--- Record set ---
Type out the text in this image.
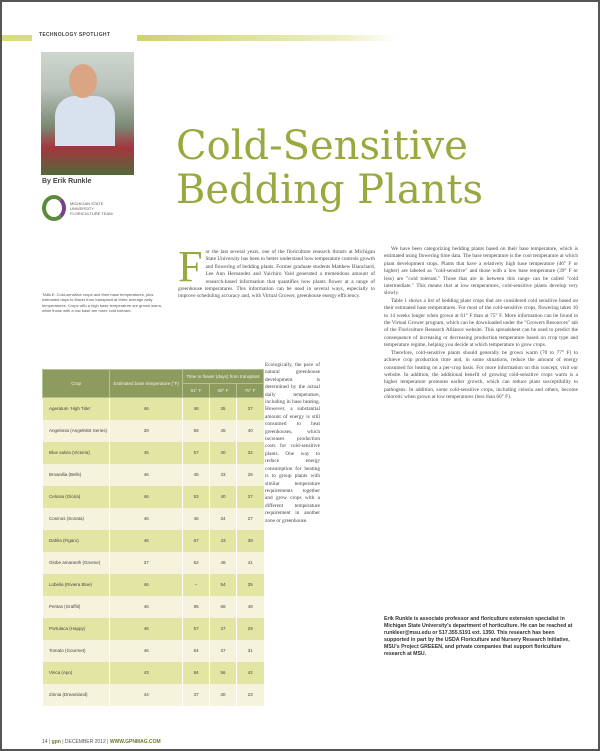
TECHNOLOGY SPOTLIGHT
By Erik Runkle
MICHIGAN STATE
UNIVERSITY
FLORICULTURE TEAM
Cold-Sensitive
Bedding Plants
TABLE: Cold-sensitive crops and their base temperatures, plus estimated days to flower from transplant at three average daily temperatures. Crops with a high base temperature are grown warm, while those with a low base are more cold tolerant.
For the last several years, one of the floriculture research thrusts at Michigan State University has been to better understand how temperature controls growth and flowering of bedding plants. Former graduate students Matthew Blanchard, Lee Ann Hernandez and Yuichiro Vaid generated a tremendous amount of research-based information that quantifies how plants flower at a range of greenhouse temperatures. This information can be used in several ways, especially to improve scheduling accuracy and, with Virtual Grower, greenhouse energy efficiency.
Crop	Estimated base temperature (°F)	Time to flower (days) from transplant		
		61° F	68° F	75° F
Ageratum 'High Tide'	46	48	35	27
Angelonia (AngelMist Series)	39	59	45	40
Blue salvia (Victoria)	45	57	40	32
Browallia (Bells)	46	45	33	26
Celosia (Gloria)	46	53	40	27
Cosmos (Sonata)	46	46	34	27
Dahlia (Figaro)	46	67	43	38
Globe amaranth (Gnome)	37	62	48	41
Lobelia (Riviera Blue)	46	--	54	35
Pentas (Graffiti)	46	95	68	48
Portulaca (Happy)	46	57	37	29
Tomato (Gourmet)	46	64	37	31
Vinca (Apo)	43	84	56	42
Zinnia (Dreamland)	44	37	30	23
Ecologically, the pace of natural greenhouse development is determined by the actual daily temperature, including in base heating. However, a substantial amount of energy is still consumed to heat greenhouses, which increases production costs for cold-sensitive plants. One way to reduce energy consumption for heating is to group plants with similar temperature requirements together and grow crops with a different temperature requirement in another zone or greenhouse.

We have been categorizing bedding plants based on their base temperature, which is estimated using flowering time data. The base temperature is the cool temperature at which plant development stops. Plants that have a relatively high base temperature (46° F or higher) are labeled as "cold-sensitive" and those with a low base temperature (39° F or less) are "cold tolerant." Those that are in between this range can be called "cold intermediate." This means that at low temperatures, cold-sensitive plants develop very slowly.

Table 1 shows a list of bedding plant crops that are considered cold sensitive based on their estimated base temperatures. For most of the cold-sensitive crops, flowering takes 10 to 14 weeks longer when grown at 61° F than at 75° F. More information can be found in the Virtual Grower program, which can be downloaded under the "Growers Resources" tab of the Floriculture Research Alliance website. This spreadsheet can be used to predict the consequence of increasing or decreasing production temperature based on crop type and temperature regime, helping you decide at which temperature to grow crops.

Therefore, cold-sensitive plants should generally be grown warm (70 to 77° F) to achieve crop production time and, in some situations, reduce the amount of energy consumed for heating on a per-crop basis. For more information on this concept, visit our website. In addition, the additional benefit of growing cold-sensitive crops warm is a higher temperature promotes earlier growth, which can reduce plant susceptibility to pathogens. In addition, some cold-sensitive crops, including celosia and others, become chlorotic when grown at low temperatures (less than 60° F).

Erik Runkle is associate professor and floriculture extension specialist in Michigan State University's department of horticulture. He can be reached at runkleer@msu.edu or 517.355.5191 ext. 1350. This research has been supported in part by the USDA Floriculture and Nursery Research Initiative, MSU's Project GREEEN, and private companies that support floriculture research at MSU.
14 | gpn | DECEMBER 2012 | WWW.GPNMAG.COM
* * *
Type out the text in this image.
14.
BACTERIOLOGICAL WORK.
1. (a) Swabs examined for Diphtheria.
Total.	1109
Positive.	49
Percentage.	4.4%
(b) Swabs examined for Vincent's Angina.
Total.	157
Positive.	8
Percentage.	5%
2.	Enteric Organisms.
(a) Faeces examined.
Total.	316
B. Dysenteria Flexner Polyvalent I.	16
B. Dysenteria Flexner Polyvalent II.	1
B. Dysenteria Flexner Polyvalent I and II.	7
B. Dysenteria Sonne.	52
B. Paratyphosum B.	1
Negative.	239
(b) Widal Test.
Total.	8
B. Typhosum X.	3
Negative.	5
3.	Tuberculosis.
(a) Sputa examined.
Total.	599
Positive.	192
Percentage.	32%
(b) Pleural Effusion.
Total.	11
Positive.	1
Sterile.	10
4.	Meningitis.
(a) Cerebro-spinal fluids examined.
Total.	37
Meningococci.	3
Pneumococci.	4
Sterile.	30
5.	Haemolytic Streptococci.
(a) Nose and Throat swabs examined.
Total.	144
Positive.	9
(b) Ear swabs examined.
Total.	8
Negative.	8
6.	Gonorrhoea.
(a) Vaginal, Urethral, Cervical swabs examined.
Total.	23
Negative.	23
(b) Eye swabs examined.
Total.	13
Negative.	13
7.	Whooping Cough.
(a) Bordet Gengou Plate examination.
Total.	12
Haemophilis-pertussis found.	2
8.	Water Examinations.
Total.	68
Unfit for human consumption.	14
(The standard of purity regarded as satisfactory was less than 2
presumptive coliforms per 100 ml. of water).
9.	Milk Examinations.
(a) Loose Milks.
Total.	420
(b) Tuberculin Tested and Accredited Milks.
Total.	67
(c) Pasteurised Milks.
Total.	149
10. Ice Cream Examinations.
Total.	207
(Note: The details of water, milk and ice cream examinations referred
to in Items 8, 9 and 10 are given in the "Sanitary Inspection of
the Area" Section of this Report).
...
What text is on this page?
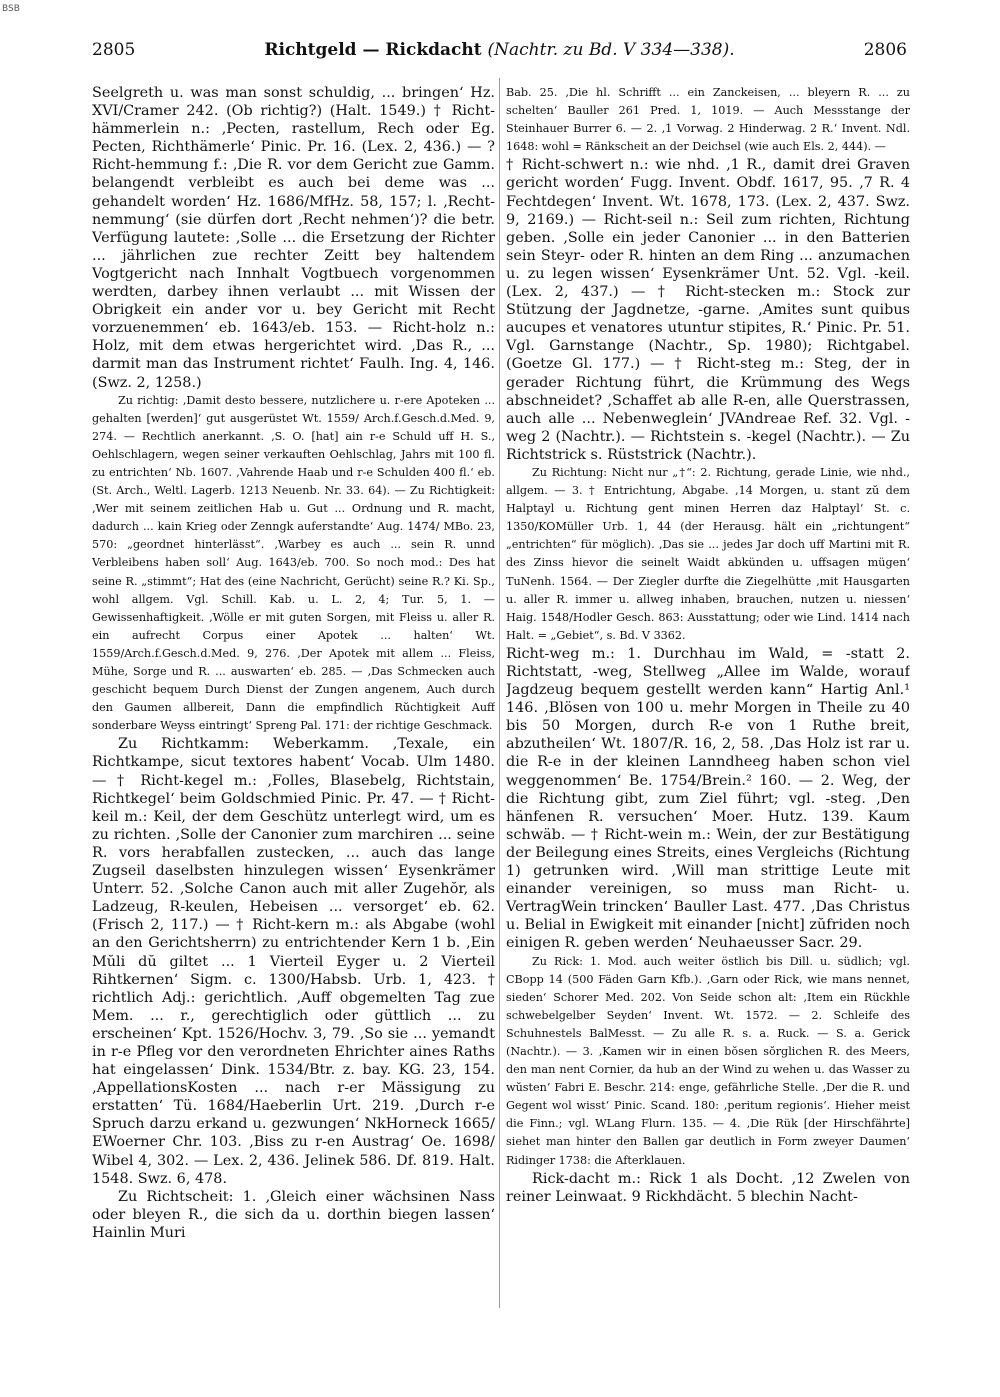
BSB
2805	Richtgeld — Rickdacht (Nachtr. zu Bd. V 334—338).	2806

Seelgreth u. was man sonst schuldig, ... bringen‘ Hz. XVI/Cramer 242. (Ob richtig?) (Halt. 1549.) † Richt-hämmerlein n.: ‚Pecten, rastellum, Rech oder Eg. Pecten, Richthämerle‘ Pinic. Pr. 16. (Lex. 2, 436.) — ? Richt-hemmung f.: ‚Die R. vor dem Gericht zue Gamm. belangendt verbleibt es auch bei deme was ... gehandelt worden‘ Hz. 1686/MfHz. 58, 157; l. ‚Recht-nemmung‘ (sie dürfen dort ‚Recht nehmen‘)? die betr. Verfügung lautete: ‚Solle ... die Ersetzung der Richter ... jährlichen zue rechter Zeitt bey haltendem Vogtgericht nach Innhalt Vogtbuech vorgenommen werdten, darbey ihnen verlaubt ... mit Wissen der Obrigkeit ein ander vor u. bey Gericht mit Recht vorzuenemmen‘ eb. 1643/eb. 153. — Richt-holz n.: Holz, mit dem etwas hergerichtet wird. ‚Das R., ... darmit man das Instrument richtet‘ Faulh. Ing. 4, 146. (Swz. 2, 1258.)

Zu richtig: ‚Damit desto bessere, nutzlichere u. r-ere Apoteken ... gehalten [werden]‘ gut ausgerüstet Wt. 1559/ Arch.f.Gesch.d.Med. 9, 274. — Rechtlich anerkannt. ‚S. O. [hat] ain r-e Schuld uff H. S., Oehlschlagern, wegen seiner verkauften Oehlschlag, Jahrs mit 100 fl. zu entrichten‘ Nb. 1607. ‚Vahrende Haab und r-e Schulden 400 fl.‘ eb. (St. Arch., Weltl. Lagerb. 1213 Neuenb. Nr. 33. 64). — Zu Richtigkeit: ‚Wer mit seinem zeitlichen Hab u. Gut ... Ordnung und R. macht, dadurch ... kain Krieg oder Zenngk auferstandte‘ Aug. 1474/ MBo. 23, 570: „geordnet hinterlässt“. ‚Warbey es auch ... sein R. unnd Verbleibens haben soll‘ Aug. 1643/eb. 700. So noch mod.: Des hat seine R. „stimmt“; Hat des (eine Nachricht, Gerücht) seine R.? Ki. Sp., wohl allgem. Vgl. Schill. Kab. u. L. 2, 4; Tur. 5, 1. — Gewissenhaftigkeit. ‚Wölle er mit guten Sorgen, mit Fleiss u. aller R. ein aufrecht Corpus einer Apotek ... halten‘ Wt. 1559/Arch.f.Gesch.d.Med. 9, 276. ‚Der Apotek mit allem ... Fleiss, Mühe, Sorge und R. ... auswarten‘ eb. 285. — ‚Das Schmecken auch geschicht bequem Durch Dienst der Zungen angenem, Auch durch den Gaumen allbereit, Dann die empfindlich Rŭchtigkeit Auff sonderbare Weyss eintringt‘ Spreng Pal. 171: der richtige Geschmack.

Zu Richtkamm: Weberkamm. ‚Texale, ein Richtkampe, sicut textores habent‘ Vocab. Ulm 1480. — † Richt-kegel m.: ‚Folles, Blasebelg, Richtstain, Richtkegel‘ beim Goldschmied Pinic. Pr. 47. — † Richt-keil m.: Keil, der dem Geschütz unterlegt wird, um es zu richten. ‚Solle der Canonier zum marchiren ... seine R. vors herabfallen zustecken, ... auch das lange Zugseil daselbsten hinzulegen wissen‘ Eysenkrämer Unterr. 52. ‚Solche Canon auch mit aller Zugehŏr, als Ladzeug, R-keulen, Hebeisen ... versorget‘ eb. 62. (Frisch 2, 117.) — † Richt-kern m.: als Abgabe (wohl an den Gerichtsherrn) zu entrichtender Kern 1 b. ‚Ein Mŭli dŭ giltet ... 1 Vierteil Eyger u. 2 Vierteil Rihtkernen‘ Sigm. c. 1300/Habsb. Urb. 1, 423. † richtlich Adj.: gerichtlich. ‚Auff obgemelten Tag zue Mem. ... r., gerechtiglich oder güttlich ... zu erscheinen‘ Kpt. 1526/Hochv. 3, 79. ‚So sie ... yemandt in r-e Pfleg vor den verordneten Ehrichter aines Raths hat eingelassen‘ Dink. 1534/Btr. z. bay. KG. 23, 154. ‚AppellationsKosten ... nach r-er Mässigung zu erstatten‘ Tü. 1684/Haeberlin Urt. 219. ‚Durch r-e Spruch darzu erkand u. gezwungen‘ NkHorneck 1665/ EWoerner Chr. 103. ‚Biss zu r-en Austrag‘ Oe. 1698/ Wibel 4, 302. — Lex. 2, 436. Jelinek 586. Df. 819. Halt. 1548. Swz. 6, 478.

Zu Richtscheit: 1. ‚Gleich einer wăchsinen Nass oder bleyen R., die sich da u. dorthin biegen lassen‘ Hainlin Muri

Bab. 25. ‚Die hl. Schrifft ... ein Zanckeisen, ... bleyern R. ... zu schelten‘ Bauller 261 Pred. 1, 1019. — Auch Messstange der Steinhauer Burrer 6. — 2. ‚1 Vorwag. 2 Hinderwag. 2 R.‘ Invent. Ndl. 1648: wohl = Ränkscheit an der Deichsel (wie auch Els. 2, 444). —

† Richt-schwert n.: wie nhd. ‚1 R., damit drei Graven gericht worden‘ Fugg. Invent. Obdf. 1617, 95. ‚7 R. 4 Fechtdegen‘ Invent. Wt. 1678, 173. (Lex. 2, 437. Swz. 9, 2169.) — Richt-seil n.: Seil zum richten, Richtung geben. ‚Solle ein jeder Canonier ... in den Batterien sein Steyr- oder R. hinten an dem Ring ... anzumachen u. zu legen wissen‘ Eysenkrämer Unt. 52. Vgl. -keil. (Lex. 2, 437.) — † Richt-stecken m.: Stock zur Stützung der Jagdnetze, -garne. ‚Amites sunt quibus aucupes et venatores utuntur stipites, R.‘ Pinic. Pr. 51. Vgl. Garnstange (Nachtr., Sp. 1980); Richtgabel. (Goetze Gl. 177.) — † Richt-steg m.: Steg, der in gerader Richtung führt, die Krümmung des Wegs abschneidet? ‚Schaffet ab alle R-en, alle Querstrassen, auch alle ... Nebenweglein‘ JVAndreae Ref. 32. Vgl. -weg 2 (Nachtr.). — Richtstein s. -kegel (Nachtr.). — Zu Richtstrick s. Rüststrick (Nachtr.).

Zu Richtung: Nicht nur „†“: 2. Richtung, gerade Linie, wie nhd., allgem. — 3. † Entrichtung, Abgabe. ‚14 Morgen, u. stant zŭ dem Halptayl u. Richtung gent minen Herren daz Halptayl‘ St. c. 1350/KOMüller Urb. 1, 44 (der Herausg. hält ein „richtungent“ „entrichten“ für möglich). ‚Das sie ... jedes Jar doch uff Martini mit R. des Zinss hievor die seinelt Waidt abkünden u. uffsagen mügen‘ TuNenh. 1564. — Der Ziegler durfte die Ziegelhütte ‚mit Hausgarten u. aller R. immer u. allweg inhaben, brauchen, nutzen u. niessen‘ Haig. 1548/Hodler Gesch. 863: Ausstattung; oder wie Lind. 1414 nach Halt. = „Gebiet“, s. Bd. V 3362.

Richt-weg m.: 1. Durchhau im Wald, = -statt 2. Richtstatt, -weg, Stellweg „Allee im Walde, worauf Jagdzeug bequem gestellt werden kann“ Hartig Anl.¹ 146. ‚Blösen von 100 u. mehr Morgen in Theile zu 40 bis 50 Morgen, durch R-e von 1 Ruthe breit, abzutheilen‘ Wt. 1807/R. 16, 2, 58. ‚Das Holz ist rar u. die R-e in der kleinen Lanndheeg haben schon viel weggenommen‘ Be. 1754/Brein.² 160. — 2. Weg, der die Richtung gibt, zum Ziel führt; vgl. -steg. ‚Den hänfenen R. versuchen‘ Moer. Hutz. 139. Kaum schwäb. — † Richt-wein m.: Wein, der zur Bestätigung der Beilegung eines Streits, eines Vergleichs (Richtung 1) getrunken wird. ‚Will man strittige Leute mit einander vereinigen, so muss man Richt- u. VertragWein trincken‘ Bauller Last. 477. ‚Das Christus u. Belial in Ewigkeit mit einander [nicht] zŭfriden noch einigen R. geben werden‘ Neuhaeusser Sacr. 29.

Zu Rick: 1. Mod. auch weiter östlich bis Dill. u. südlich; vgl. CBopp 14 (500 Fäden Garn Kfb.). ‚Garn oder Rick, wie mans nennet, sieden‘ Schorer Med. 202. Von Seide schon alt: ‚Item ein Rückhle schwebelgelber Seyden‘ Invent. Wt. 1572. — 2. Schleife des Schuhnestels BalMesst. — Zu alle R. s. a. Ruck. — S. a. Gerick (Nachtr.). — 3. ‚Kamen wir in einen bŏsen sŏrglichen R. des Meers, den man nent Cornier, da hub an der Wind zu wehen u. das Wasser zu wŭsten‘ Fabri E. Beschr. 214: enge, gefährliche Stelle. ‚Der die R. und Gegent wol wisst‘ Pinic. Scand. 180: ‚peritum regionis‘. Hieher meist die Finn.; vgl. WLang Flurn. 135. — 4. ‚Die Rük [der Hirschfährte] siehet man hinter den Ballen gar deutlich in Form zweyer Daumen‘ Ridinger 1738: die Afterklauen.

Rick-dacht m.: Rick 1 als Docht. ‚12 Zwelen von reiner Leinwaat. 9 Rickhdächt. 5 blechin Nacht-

--- Work instructions ---
Wherever the word "Percentage" appears in the data, return the whole line.

--- Exercise answer ---
Percentage.	4.4%
Percentage.	5%
Percentage.	32%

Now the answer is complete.